# Directive
Exact reproduction is required for all entries.

# Given data

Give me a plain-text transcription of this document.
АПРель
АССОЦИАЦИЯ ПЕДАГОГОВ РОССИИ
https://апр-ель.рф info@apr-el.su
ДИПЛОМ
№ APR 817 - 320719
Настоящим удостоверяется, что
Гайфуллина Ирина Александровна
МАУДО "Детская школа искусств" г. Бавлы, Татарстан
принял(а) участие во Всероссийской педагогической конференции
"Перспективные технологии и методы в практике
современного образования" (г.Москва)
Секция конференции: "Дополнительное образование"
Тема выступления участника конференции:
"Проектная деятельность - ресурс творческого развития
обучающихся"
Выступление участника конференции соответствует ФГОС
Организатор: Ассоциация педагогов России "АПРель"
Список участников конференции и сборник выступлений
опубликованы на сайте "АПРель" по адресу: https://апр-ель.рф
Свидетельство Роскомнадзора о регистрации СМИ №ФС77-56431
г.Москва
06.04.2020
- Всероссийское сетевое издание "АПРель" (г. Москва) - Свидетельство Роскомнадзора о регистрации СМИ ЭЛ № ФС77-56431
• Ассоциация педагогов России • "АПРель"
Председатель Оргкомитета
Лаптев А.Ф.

# Complete answer
Give me a plain-text transcription of this document.
АПРель
АССОЦИАЦИЯ ПЕДАГОГОВ РОССИИ
https://апр-ель.рф info@apr-el.su
ДИПЛОМ
№ APR 817 - 320719
Настоящим удостоверяется, что
Гайфуллина Ирина Александровна
МАУДО "Детская школа искусств" г. Бавлы, Татарстан
принял(а) участие во Всероссийской педагогической конференции
"Перспективные технологии и методы в практике
современного образования" (г.Москва)
Секция конференции: "Дополнительное образование"
Тема выступления участника конференции:
"Проектная деятельность - ресурс творческого развития
обучающихся"
Выступление участника конференции соответствует ФГОС
Организатор: Ассоциация педагогов России "АПРель"
Список участников конференции и сборник выступлений
опубликованы на сайте "АПРель" по адресу: https://апр-ель.рф
Свидетельство Роскомнадзора о регистрации СМИ №ФС77-56431
г.Москва
06.04.2020
- Всероссийское сетевое издание "АПРель" (г. Москва) - Свидетельство Роскомнадзора о регистрации СМИ ЭЛ № ФС77-56431
• Ассоциация педагогов России • "АПРель"
Председатель Оргкомитета
Лаптев А.Ф.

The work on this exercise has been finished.